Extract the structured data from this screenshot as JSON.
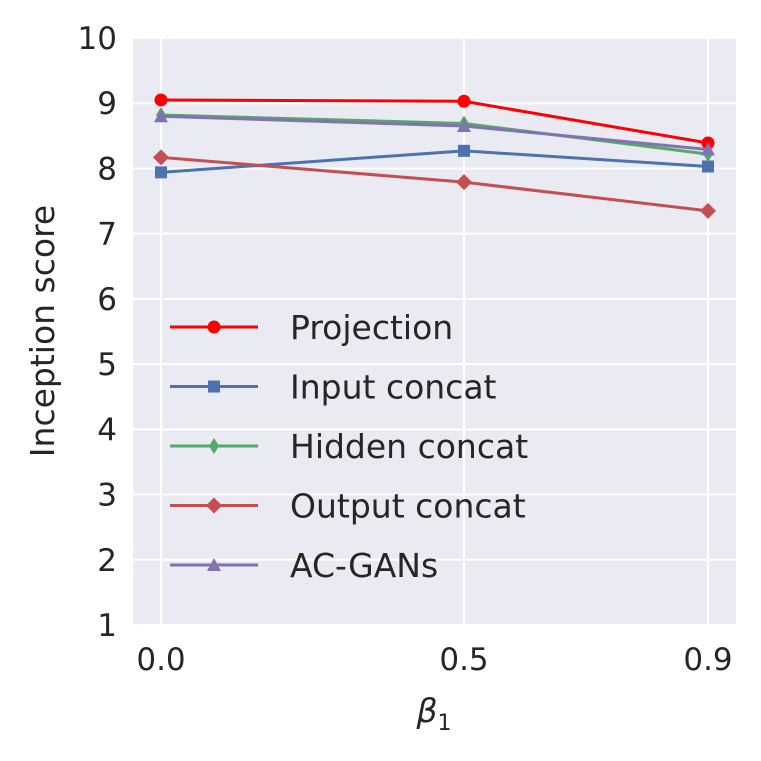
{
  "chart_data": {
    "type": "line",
    "title": "",
    "xlabel": "β",
    "xlabel_subscript": "1",
    "ylabel": "Inception score",
    "x": [
      0.0,
      0.5,
      0.9
    ],
    "x_tick_labels": [
      "0.0",
      "0.5",
      "0.9"
    ],
    "ylim": [
      1,
      10
    ],
    "y_ticks": [
      1,
      2,
      3,
      4,
      5,
      6,
      7,
      8,
      9,
      10
    ],
    "grid": true,
    "legend_position": "lower-left",
    "series": [
      {
        "name": "Projection",
        "color": "#ff0000",
        "marker": "circle",
        "values": [
          9.05,
          9.03,
          8.39
        ]
      },
      {
        "name": "Input concat",
        "color": "#4c72b0",
        "marker": "square",
        "values": [
          7.94,
          8.27,
          8.03
        ]
      },
      {
        "name": "Hidden concat",
        "color": "#55a868",
        "marker": "thin-diamond",
        "values": [
          8.82,
          8.69,
          8.22
        ]
      },
      {
        "name": "Output concat",
        "color": "#c44e52",
        "marker": "diamond",
        "values": [
          8.17,
          7.79,
          7.35
        ]
      },
      {
        "name": "AC-GANs",
        "color": "#8172b2",
        "marker": "triangle",
        "values": [
          8.8,
          8.65,
          8.29
        ]
      }
    ]
  },
  "colors": {
    "plot_background": "#eaeaf2",
    "grid": "#ffffff",
    "text": "#262626"
  }
}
------------------------
**Directive**
Your task is to reproduce all of the material exactly. The pictures stay out.

**Output of the task**
Extract the structured data from this screenshot as JSON.
{
  "chart_data": {
    "type": "line",
    "title": "",
    "xlabel": "β",
    "xlabel_subscript": "1",
    "ylabel": "Inception score",
    "x": [
      0.0,
      0.5,
      0.9
    ],
    "x_tick_labels": [
      "0.0",
      "0.5",
      "0.9"
    ],
    "ylim": [
      1,
      10
    ],
    "y_ticks": [
      1,
      2,
      3,
      4,
      5,
      6,
      7,
      8,
      9,
      10
    ],
    "grid": true,
    "legend_position": "lower-left",
    "series": [
      {
        "name": "Projection",
        "color": "#ff0000",
        "marker": "circle",
        "values": [
          9.05,
          9.03,
          8.39
        ]
      },
      {
        "name": "Input concat",
        "color": "#4c72b0",
        "marker": "square",
        "values": [
          7.94,
          8.27,
          8.03
        ]
      },
      {
        "name": "Hidden concat",
        "color": "#55a868",
        "marker": "thin-diamond",
        "values": [
          8.82,
          8.69,
          8.22
        ]
      },
      {
        "name": "Output concat",
        "color": "#c44e52",
        "marker": "diamond",
        "values": [
          8.17,
          7.79,
          7.35
        ]
      },
      {
        "name": "AC-GANs",
        "color": "#8172b2",
        "marker": "triangle",
        "values": [
          8.8,
          8.65,
          8.29
        ]
      }
    ]
  },
  "colors": {
    "plot_background": "#eaeaf2",
    "grid": "#ffffff",
    "text": "#262626"
  }
}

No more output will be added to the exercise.